[Stored data]

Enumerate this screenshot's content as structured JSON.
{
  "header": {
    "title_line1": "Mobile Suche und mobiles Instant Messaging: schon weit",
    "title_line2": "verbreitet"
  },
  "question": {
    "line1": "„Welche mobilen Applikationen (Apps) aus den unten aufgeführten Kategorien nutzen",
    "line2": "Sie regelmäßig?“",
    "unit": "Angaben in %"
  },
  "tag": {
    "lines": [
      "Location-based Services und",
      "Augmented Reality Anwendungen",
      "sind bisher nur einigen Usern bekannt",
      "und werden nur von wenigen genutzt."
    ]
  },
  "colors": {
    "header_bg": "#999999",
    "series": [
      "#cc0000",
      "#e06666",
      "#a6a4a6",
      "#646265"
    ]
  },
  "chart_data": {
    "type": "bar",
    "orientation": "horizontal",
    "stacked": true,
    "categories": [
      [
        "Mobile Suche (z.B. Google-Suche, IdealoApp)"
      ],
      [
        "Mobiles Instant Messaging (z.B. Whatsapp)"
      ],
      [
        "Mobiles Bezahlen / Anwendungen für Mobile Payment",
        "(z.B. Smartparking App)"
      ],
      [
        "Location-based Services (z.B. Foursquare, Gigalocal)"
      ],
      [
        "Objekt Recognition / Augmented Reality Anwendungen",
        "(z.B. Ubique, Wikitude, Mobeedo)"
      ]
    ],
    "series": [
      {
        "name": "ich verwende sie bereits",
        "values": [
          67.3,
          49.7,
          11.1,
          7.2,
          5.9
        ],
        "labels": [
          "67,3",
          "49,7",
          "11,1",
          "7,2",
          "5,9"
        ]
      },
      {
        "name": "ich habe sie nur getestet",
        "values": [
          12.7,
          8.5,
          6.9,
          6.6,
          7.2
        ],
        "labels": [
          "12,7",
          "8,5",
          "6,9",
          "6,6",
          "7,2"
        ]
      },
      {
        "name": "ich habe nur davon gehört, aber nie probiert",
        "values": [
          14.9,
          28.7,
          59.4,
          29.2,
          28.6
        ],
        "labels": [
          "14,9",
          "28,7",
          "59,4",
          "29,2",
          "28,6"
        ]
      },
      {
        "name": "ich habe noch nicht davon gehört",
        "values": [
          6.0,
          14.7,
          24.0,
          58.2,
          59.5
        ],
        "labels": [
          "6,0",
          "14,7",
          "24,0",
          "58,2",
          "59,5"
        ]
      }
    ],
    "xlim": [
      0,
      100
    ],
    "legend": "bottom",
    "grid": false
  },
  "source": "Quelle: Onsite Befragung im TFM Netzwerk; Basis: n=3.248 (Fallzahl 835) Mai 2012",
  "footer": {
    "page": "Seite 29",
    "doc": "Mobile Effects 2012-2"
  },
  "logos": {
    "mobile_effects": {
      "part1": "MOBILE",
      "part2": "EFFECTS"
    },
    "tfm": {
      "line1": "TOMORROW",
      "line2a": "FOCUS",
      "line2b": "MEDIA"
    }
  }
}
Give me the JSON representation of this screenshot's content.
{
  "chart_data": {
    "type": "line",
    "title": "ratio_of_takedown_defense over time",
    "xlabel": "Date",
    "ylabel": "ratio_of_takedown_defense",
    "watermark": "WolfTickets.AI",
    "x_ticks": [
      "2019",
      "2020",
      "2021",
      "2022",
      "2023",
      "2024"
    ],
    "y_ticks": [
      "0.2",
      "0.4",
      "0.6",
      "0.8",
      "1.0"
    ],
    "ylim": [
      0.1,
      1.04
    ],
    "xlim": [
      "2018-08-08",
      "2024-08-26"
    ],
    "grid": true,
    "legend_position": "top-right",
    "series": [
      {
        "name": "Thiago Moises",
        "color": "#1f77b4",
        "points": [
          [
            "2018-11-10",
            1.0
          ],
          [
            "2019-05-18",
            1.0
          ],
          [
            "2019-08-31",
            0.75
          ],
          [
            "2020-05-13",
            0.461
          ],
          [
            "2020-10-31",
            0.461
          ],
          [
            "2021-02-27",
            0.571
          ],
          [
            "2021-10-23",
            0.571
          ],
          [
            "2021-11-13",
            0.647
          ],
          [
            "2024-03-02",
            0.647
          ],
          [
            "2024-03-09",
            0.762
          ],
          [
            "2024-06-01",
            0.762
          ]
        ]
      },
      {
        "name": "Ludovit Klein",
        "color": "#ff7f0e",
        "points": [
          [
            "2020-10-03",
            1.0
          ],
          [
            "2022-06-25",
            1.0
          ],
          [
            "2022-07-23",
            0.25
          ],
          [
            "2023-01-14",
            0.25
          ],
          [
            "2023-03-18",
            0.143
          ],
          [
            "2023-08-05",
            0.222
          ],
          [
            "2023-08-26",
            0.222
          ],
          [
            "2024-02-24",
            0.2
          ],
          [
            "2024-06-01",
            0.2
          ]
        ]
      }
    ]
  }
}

→ **Exercise**
Hand back the material above in full, exactly as written.

→ **Task response**
Enumerate this screenshot's content as structured JSON.
{
  "header": {
    "title_line1": "Mobile Suche und mobiles Instant Messaging: schon weit",
    "title_line2": "verbreitet"
  },
  "question": {
    "line1": "„Welche mobilen Applikationen (Apps) aus den unten aufgeführten Kategorien nutzen",
    "line2": "Sie regelmäßig?“",
    "unit": "Angaben in %"
  },
  "tag": {
    "lines": [
      "Location-based Services und",
      "Augmented Reality Anwendungen",
      "sind bisher nur einigen Usern bekannt",
      "und werden nur von wenigen genutzt."
    ]
  },
  "colors": {
    "header_bg": "#999999",
    "series": [
      "#cc0000",
      "#e06666",
      "#a6a4a6",
      "#646265"
    ]
  },
  "chart_data": {
    "type": "bar",
    "orientation": "horizontal",
    "stacked": true,
    "categories": [
      [
        "Mobile Suche (z.B. Google-Suche, IdealoApp)"
      ],
      [
        "Mobiles Instant Messaging (z.B. Whatsapp)"
      ],
      [
        "Mobiles Bezahlen / Anwendungen für Mobile Payment",
        "(z.B. Smartparking App)"
      ],
      [
        "Location-based Services (z.B. Foursquare, Gigalocal)"
      ],
      [
        "Objekt Recognition / Augmented Reality Anwendungen",
        "(z.B. Ubique, Wikitude, Mobeedo)"
      ]
    ],
    "series": [
      {
        "name": "ich verwende sie bereits",
        "values": [
          67.3,
          49.7,
          11.1,
          7.2,
          5.9
        ],
        "labels": [
          "67,3",
          "49,7",
          "11,1",
          "7,2",
          "5,9"
        ]
      },
      {
        "name": "ich habe sie nur getestet",
        "values": [
          12.7,
          8.5,
          6.9,
          6.6,
          7.2
        ],
        "labels": [
          "12,7",
          "8,5",
          "6,9",
          "6,6",
          "7,2"
        ]
      },
      {
        "name": "ich habe nur davon gehört, aber nie probiert",
        "values": [
          14.9,
          28.7,
          59.4,
          29.2,
          28.6
        ],
        "labels": [
          "14,9",
          "28,7",
          "59,4",
          "29,2",
          "28,6"
        ]
      },
      {
        "name": "ich habe noch nicht davon gehört",
        "values": [
          6.0,
          14.7,
          24.0,
          58.2,
          59.5
        ],
        "labels": [
          "6,0",
          "14,7",
          "24,0",
          "58,2",
          "59,5"
        ]
      }
    ],
    "xlim": [
      0,
      100
    ],
    "legend": "bottom",
    "grid": false
  },
  "source": "Quelle: Onsite Befragung im TFM Netzwerk; Basis: n=3.248 (Fallzahl 835) Mai 2012",
  "footer": {
    "page": "Seite 29",
    "doc": "Mobile Effects 2012-2"
  },
  "logos": {
    "mobile_effects": {
      "part1": "MOBILE",
      "part2": "EFFECTS"
    },
    "tfm": {
      "line1": "TOMORROW",
      "line2a": "FOCUS",
      "line2b": "MEDIA"
    }
  }
}
Give me the JSON representation of this screenshot's content.
{
  "chart_data": {
    "type": "line",
    "title": "ratio_of_takedown_defense over time",
    "xlabel": "Date",
    "ylabel": "ratio_of_takedown_defense",
    "watermark": "WolfTickets.AI",
    "x_ticks": [
      "2019",
      "2020",
      "2021",
      "2022",
      "2023",
      "2024"
    ],
    "y_ticks": [
      "0.2",
      "0.4",
      "0.6",
      "0.8",
      "1.0"
    ],
    "ylim": [
      0.1,
      1.04
    ],
    "xlim": [
      "2018-08-08",
      "2024-08-26"
    ],
    "grid": true,
    "legend_position": "top-right",
    "series": [
      {
        "name": "Thiago Moises",
        "color": "#1f77b4",
        "points": [
          [
            "2018-11-10",
            1.0
          ],
          [
            "2019-05-18",
            1.0
          ],
          [
            "2019-08-31",
            0.75
          ],
          [
            "2020-05-13",
            0.461
          ],
          [
            "2020-10-31",
            0.461
          ],
          [
            "2021-02-27",
            0.571
          ],
          [
            "2021-10-23",
            0.571
          ],
          [
            "2021-11-13",
            0.647
          ],
          [
            "2024-03-02",
            0.647
          ],
          [
            "2024-03-09",
            0.762
          ],
          [
            "2024-06-01",
            0.762
          ]
        ]
      },
      {
        "name": "Ludovit Klein",
        "color": "#ff7f0e",
        "points": [
          [
            "2020-10-03",
            1.0
          ],
          [
            "2022-06-25",
            1.0
          ],
          [
            "2022-07-23",
            0.25
          ],
          [
            "2023-01-14",
            0.25
          ],
          [
            "2023-03-18",
            0.143
          ],
          [
            "2023-08-05",
            0.222
          ],
          [
            "2023-08-26",
            0.222
          ],
          [
            "2024-02-24",
            0.2
          ],
          [
            "2024-06-01",
            0.2
          ]
        ]
      }
    ]
  }
}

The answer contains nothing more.